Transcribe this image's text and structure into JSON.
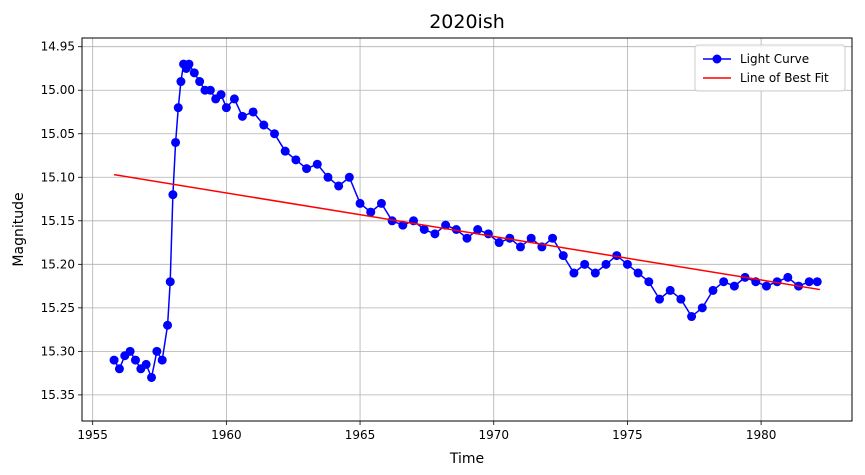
{
  "chart_data": {
    "type": "line",
    "title": "2020ish",
    "xlabel": "Time",
    "ylabel": "Magnitude",
    "xlim": [
      1954.6,
      1983.4
    ],
    "ylim": [
      15.38,
      14.94
    ],
    "y_inverted": true,
    "xticks": [
      1955,
      1960,
      1965,
      1970,
      1975,
      1980
    ],
    "yticks": [
      14.95,
      15.0,
      15.05,
      15.1,
      15.15,
      15.2,
      15.25,
      15.3,
      15.35
    ],
    "xtick_labels": [
      "1955",
      "1960",
      "1965",
      "1970",
      "1975",
      "1980"
    ],
    "ytick_labels": [
      "14.95",
      "15.00",
      "15.05",
      "15.10",
      "15.15",
      "15.20",
      "15.25",
      "15.30",
      "15.35"
    ],
    "grid": true,
    "legend_position": "top-right",
    "series": [
      {
        "name": "Light Curve",
        "color": "#0000ff",
        "marker": "circle",
        "x": [
          1955.8,
          1956.0,
          1956.2,
          1956.4,
          1956.6,
          1956.8,
          1957.0,
          1957.2,
          1957.4,
          1957.6,
          1957.8,
          1957.9,
          1958.0,
          1958.1,
          1958.2,
          1958.3,
          1958.4,
          1958.5,
          1958.6,
          1958.8,
          1959.0,
          1959.2,
          1959.4,
          1959.6,
          1959.8,
          1960.0,
          1960.3,
          1960.6,
          1961.0,
          1961.4,
          1961.8,
          1962.2,
          1962.6,
          1963.0,
          1963.4,
          1963.8,
          1964.2,
          1964.6,
          1965.0,
          1965.4,
          1965.8,
          1966.2,
          1966.6,
          1967.0,
          1967.4,
          1967.8,
          1968.2,
          1968.6,
          1969.0,
          1969.4,
          1969.8,
          1970.2,
          1970.6,
          1971.0,
          1971.4,
          1971.8,
          1972.2,
          1972.6,
          1973.0,
          1973.4,
          1973.8,
          1974.2,
          1974.6,
          1975.0,
          1975.4,
          1975.8,
          1976.2,
          1976.6,
          1977.0,
          1977.4,
          1977.8,
          1978.2,
          1978.6,
          1979.0,
          1979.4,
          1979.8,
          1980.2,
          1980.6,
          1981.0,
          1981.4,
          1981.8,
          1982.1
        ],
        "y": [
          15.31,
          15.32,
          15.305,
          15.3,
          15.31,
          15.32,
          15.315,
          15.33,
          15.3,
          15.31,
          15.27,
          15.22,
          15.12,
          15.06,
          15.02,
          14.99,
          14.97,
          14.975,
          14.97,
          14.98,
          14.99,
          15.0,
          15.0,
          15.01,
          15.005,
          15.02,
          15.01,
          15.03,
          15.025,
          15.04,
          15.05,
          15.07,
          15.08,
          15.09,
          15.085,
          15.1,
          15.11,
          15.1,
          15.13,
          15.14,
          15.13,
          15.15,
          15.155,
          15.15,
          15.16,
          15.165,
          15.155,
          15.16,
          15.17,
          15.16,
          15.165,
          15.175,
          15.17,
          15.18,
          15.17,
          15.18,
          15.17,
          15.19,
          15.21,
          15.2,
          15.21,
          15.2,
          15.19,
          15.2,
          15.21,
          15.22,
          15.24,
          15.23,
          15.24,
          15.26,
          15.25,
          15.23,
          15.22,
          15.225,
          15.215,
          15.22,
          15.225,
          15.22,
          15.215,
          15.225,
          15.22,
          15.22
        ]
      },
      {
        "name": "Line of Best Fit",
        "color": "#ff0000",
        "x": [
          1955.8,
          1982.2
        ],
        "y": [
          15.097,
          15.229
        ]
      }
    ]
  }
}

================================

● **PROBLEM TO WORK ON**
Each entry must be retyped word for word, with every image omitted.

● **RESPONSE FOR THIS EXERCISE**
Transcribe this image's text and structure into JSON.
{
  "chart_data": {
    "type": "line",
    "title": "2020ish",
    "xlabel": "Time",
    "ylabel": "Magnitude",
    "xlim": [
      1954.6,
      1983.4
    ],
    "ylim": [
      15.38,
      14.94
    ],
    "y_inverted": true,
    "xticks": [
      1955,
      1960,
      1965,
      1970,
      1975,
      1980
    ],
    "yticks": [
      14.95,
      15.0,
      15.05,
      15.1,
      15.15,
      15.2,
      15.25,
      15.3,
      15.35
    ],
    "xtick_labels": [
      "1955",
      "1960",
      "1965",
      "1970",
      "1975",
      "1980"
    ],
    "ytick_labels": [
      "14.95",
      "15.00",
      "15.05",
      "15.10",
      "15.15",
      "15.20",
      "15.25",
      "15.30",
      "15.35"
    ],
    "grid": true,
    "legend_position": "top-right",
    "series": [
      {
        "name": "Light Curve",
        "color": "#0000ff",
        "marker": "circle",
        "x": [
          1955.8,
          1956.0,
          1956.2,
          1956.4,
          1956.6,
          1956.8,
          1957.0,
          1957.2,
          1957.4,
          1957.6,
          1957.8,
          1957.9,
          1958.0,
          1958.1,
          1958.2,
          1958.3,
          1958.4,
          1958.5,
          1958.6,
          1958.8,
          1959.0,
          1959.2,
          1959.4,
          1959.6,
          1959.8,
          1960.0,
          1960.3,
          1960.6,
          1961.0,
          1961.4,
          1961.8,
          1962.2,
          1962.6,
          1963.0,
          1963.4,
          1963.8,
          1964.2,
          1964.6,
          1965.0,
          1965.4,
          1965.8,
          1966.2,
          1966.6,
          1967.0,
          1967.4,
          1967.8,
          1968.2,
          1968.6,
          1969.0,
          1969.4,
          1969.8,
          1970.2,
          1970.6,
          1971.0,
          1971.4,
          1971.8,
          1972.2,
          1972.6,
          1973.0,
          1973.4,
          1973.8,
          1974.2,
          1974.6,
          1975.0,
          1975.4,
          1975.8,
          1976.2,
          1976.6,
          1977.0,
          1977.4,
          1977.8,
          1978.2,
          1978.6,
          1979.0,
          1979.4,
          1979.8,
          1980.2,
          1980.6,
          1981.0,
          1981.4,
          1981.8,
          1982.1
        ],
        "y": [
          15.31,
          15.32,
          15.305,
          15.3,
          15.31,
          15.32,
          15.315,
          15.33,
          15.3,
          15.31,
          15.27,
          15.22,
          15.12,
          15.06,
          15.02,
          14.99,
          14.97,
          14.975,
          14.97,
          14.98,
          14.99,
          15.0,
          15.0,
          15.01,
          15.005,
          15.02,
          15.01,
          15.03,
          15.025,
          15.04,
          15.05,
          15.07,
          15.08,
          15.09,
          15.085,
          15.1,
          15.11,
          15.1,
          15.13,
          15.14,
          15.13,
          15.15,
          15.155,
          15.15,
          15.16,
          15.165,
          15.155,
          15.16,
          15.17,
          15.16,
          15.165,
          15.175,
          15.17,
          15.18,
          15.17,
          15.18,
          15.17,
          15.19,
          15.21,
          15.2,
          15.21,
          15.2,
          15.19,
          15.2,
          15.21,
          15.22,
          15.24,
          15.23,
          15.24,
          15.26,
          15.25,
          15.23,
          15.22,
          15.225,
          15.215,
          15.22,
          15.225,
          15.22,
          15.215,
          15.225,
          15.22,
          15.22
        ]
      },
      {
        "name": "Line of Best Fit",
        "color": "#ff0000",
        "x": [
          1955.8,
          1982.2
        ],
        "y": [
          15.097,
          15.229
        ]
      }
    ]
  }
}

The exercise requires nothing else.